** Begin **

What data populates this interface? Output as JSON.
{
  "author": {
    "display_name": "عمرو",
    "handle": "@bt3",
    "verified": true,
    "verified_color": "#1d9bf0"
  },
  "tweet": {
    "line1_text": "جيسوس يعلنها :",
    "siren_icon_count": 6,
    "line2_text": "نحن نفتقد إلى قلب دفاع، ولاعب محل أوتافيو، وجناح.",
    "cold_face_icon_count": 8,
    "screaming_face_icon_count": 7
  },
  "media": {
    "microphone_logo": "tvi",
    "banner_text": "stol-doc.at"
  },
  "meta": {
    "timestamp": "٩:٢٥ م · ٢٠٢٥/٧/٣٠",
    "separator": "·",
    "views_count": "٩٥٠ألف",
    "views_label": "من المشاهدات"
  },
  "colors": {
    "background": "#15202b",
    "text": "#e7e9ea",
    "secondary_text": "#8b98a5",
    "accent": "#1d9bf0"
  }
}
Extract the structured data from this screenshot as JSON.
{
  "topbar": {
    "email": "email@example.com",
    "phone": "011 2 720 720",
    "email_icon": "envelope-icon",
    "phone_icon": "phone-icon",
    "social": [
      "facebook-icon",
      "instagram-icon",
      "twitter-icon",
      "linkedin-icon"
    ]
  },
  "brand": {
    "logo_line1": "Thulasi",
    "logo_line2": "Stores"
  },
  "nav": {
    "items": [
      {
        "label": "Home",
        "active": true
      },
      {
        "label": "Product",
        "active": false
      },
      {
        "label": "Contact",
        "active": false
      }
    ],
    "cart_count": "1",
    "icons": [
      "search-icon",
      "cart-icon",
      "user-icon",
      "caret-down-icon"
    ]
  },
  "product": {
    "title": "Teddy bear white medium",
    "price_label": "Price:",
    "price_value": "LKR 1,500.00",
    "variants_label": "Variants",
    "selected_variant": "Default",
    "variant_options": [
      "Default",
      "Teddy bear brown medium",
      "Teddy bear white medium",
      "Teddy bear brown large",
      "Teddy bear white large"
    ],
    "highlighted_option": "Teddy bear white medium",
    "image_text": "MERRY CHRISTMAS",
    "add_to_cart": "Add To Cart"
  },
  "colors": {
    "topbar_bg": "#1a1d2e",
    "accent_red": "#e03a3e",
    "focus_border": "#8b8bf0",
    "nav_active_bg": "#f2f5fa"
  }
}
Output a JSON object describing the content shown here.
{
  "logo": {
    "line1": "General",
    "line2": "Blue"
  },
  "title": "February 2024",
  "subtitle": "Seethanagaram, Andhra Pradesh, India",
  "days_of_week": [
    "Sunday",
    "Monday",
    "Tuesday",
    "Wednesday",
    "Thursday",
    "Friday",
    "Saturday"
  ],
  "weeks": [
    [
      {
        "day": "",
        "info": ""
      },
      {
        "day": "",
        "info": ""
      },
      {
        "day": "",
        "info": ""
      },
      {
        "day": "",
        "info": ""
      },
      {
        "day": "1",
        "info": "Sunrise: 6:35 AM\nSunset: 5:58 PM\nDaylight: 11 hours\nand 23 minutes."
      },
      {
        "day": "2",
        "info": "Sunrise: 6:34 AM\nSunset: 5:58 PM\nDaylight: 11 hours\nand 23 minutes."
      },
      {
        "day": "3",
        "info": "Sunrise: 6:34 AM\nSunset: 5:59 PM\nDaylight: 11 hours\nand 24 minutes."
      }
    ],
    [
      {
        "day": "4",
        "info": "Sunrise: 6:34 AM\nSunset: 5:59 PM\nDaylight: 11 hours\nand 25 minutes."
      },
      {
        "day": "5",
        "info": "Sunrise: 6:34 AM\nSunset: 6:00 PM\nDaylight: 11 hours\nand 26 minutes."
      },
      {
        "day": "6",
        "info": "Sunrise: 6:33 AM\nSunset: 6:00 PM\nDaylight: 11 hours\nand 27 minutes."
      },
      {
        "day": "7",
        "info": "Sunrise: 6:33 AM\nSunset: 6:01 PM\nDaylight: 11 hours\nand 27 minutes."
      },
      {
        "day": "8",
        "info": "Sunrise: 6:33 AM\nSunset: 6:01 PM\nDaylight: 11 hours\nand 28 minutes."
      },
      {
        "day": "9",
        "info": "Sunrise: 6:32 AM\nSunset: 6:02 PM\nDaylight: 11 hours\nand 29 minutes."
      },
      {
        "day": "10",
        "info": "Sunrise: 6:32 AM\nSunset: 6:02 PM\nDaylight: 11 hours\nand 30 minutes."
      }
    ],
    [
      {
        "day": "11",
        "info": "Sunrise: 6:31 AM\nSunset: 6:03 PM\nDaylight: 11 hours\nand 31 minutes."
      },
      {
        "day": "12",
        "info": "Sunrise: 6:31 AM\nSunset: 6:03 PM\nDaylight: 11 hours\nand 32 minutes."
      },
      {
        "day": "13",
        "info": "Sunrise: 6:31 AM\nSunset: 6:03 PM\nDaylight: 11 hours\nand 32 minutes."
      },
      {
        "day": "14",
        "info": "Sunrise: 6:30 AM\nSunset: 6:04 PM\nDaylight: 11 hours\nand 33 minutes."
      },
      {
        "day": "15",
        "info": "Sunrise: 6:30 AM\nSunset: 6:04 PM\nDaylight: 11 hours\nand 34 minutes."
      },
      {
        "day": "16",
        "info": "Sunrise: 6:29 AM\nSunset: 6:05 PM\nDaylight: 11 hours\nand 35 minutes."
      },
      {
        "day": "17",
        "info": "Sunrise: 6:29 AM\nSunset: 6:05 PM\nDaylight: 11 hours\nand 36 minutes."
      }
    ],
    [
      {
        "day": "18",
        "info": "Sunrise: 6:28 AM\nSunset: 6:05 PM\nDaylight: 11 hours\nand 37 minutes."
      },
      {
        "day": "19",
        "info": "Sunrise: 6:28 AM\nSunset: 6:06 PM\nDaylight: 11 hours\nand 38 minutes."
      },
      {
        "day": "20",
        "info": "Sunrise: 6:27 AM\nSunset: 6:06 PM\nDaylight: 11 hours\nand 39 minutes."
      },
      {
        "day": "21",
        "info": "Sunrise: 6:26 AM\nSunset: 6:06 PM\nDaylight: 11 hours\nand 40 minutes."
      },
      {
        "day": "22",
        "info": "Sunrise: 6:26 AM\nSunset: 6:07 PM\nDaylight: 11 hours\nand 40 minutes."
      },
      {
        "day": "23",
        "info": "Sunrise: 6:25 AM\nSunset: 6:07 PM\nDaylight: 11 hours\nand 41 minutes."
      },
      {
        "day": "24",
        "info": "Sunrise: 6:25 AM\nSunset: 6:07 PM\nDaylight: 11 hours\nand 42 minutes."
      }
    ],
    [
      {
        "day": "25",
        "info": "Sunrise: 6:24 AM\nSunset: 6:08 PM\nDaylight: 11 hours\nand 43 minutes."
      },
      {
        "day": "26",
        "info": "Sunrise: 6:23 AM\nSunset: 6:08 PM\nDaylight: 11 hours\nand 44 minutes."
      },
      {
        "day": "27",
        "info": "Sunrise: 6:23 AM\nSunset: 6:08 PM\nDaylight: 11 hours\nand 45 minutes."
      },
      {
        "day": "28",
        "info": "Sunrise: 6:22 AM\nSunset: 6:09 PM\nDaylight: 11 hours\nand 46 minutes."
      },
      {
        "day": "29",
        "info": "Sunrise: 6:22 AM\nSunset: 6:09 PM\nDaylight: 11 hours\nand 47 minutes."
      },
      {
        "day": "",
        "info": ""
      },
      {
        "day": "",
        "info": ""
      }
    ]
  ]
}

** End **

## Request
Copy all the lines, exactly.

## Complete response
What data populates this interface? Output as JSON.
{
  "author": {
    "display_name": "عمرو",
    "handle": "@bt3",
    "verified": true,
    "verified_color": "#1d9bf0"
  },
  "tweet": {
    "line1_text": "جيسوس يعلنها :",
    "siren_icon_count": 6,
    "line2_text": "نحن نفتقد إلى قلب دفاع، ولاعب محل أوتافيو، وجناح.",
    "cold_face_icon_count": 8,
    "screaming_face_icon_count": 7
  },
  "media": {
    "microphone_logo": "tvi",
    "banner_text": "stol-doc.at"
  },
  "meta": {
    "timestamp": "٩:٢٥ م · ٢٠٢٥/٧/٣٠",
    "separator": "·",
    "views_count": "٩٥٠ألف",
    "views_label": "من المشاهدات"
  },
  "colors": {
    "background": "#15202b",
    "text": "#e7e9ea",
    "secondary_text": "#8b98a5",
    "accent": "#1d9bf0"
  }
}
Extract the structured data from this screenshot as JSON.
{
  "topbar": {
    "email": "email@example.com",
    "phone": "011 2 720 720",
    "email_icon": "envelope-icon",
    "phone_icon": "phone-icon",
    "social": [
      "facebook-icon",
      "instagram-icon",
      "twitter-icon",
      "linkedin-icon"
    ]
  },
  "brand": {
    "logo_line1": "Thulasi",
    "logo_line2": "Stores"
  },
  "nav": {
    "items": [
      {
        "label": "Home",
        "active": true
      },
      {
        "label": "Product",
        "active": false
      },
      {
        "label": "Contact",
        "active": false
      }
    ],
    "cart_count": "1",
    "icons": [
      "search-icon",
      "cart-icon",
      "user-icon",
      "caret-down-icon"
    ]
  },
  "product": {
    "title": "Teddy bear white medium",
    "price_label": "Price:",
    "price_value": "LKR 1,500.00",
    "variants_label": "Variants",
    "selected_variant": "Default",
    "variant_options": [
      "Default",
      "Teddy bear brown medium",
      "Teddy bear white medium",
      "Teddy bear brown large",
      "Teddy bear white large"
    ],
    "highlighted_option": "Teddy bear white medium",
    "image_text": "MERRY CHRISTMAS",
    "add_to_cart": "Add To Cart"
  },
  "colors": {
    "topbar_bg": "#1a1d2e",
    "accent_red": "#e03a3e",
    "focus_border": "#8b8bf0",
    "nav_active_bg": "#f2f5fa"
  }
}
Output a JSON object describing the content shown here.
{
  "logo": {
    "line1": "General",
    "line2": "Blue"
  },
  "title": "February 2024",
  "subtitle": "Seethanagaram, Andhra Pradesh, India",
  "days_of_week": [
    "Sunday",
    "Monday",
    "Tuesday",
    "Wednesday",
    "Thursday",
    "Friday",
    "Saturday"
  ],
  "weeks": [
    [
      {
        "day": "",
        "info": ""
      },
      {
        "day": "",
        "info": ""
      },
      {
        "day": "",
        "info": ""
      },
      {
        "day": "",
        "info": ""
      },
      {
        "day": "1",
        "info": "Sunrise: 6:35 AM\nSunset: 5:58 PM\nDaylight: 11 hours\nand 23 minutes."
      },
      {
        "day": "2",
        "info": "Sunrise: 6:34 AM\nSunset: 5:58 PM\nDaylight: 11 hours\nand 23 minutes."
      },
      {
        "day": "3",
        "info": "Sunrise: 6:34 AM\nSunset: 5:59 PM\nDaylight: 11 hours\nand 24 minutes."
      }
    ],
    [
      {
        "day": "4",
        "info": "Sunrise: 6:34 AM\nSunset: 5:59 PM\nDaylight: 11 hours\nand 25 minutes."
      },
      {
        "day": "5",
        "info": "Sunrise: 6:34 AM\nSunset: 6:00 PM\nDaylight: 11 hours\nand 26 minutes."
      },
      {
        "day": "6",
        "info": "Sunrise: 6:33 AM\nSunset: 6:00 PM\nDaylight: 11 hours\nand 27 minutes."
      },
      {
        "day": "7",
        "info": "Sunrise: 6:33 AM\nSunset: 6:01 PM\nDaylight: 11 hours\nand 27 minutes."
      },
      {
        "day": "8",
        "info": "Sunrise: 6:33 AM\nSunset: 6:01 PM\nDaylight: 11 hours\nand 28 minutes."
      },
      {
        "day": "9",
        "info": "Sunrise: 6:32 AM\nSunset: 6:02 PM\nDaylight: 11 hours\nand 29 minutes."
      },
      {
        "day": "10",
        "info": "Sunrise: 6:32 AM\nSunset: 6:02 PM\nDaylight: 11 hours\nand 30 minutes."
      }
    ],
    [
      {
        "day": "11",
        "info": "Sunrise: 6:31 AM\nSunset: 6:03 PM\nDaylight: 11 hours\nand 31 minutes."
      },
      {
        "day": "12",
        "info": "Sunrise: 6:31 AM\nSunset: 6:03 PM\nDaylight: 11 hours\nand 32 minutes."
      },
      {
        "day": "13",
        "info": "Sunrise: 6:31 AM\nSunset: 6:03 PM\nDaylight: 11 hours\nand 32 minutes."
      },
      {
        "day": "14",
        "info": "Sunrise: 6:30 AM\nSunset: 6:04 PM\nDaylight: 11 hours\nand 33 minutes."
      },
      {
        "day": "15",
        "info": "Sunrise: 6:30 AM\nSunset: 6:04 PM\nDaylight: 11 hours\nand 34 minutes."
      },
      {
        "day": "16",
        "info": "Sunrise: 6:29 AM\nSunset: 6:05 PM\nDaylight: 11 hours\nand 35 minutes."
      },
      {
        "day": "17",
        "info": "Sunrise: 6:29 AM\nSunset: 6:05 PM\nDaylight: 11 hours\nand 36 minutes."
      }
    ],
    [
      {
        "day": "18",
        "info": "Sunrise: 6:28 AM\nSunset: 6:05 PM\nDaylight: 11 hours\nand 37 minutes."
      },
      {
        "day": "19",
        "info": "Sunrise: 6:28 AM\nSunset: 6:06 PM\nDaylight: 11 hours\nand 38 minutes."
      },
      {
        "day": "20",
        "info": "Sunrise: 6:27 AM\nSunset: 6:06 PM\nDaylight: 11 hours\nand 39 minutes."
      },
      {
        "day": "21",
        "info": "Sunrise: 6:26 AM\nSunset: 6:06 PM\nDaylight: 11 hours\nand 40 minutes."
      },
      {
        "day": "22",
        "info": "Sunrise: 6:26 AM\nSunset: 6:07 PM\nDaylight: 11 hours\nand 40 minutes."
      },
      {
        "day": "23",
        "info": "Sunrise: 6:25 AM\nSunset: 6:07 PM\nDaylight: 11 hours\nand 41 minutes."
      },
      {
        "day": "24",
        "info": "Sunrise: 6:25 AM\nSunset: 6:07 PM\nDaylight: 11 hours\nand 42 minutes."
      }
    ],
    [
      {
        "day": "25",
        "info": "Sunrise: 6:24 AM\nSunset: 6:08 PM\nDaylight: 11 hours\nand 43 minutes."
      },
      {
        "day": "26",
        "info": "Sunrise: 6:23 AM\nSunset: 6:08 PM\nDaylight: 11 hours\nand 44 minutes."
      },
      {
        "day": "27",
        "info": "Sunrise: 6:23 AM\nSunset: 6:08 PM\nDaylight: 11 hours\nand 45 minutes."
      },
      {
        "day": "28",
        "info": "Sunrise: 6:22 AM\nSunset: 6:09 PM\nDaylight: 11 hours\nand 46 minutes."
      },
      {
        "day": "29",
        "info": "Sunrise: 6:22 AM\nSunset: 6:09 PM\nDaylight: 11 hours\nand 47 minutes."
      },
      {
        "day": "",
        "info": ""
      },
      {
        "day": "",
        "info": ""
      }
    ]
  ]
}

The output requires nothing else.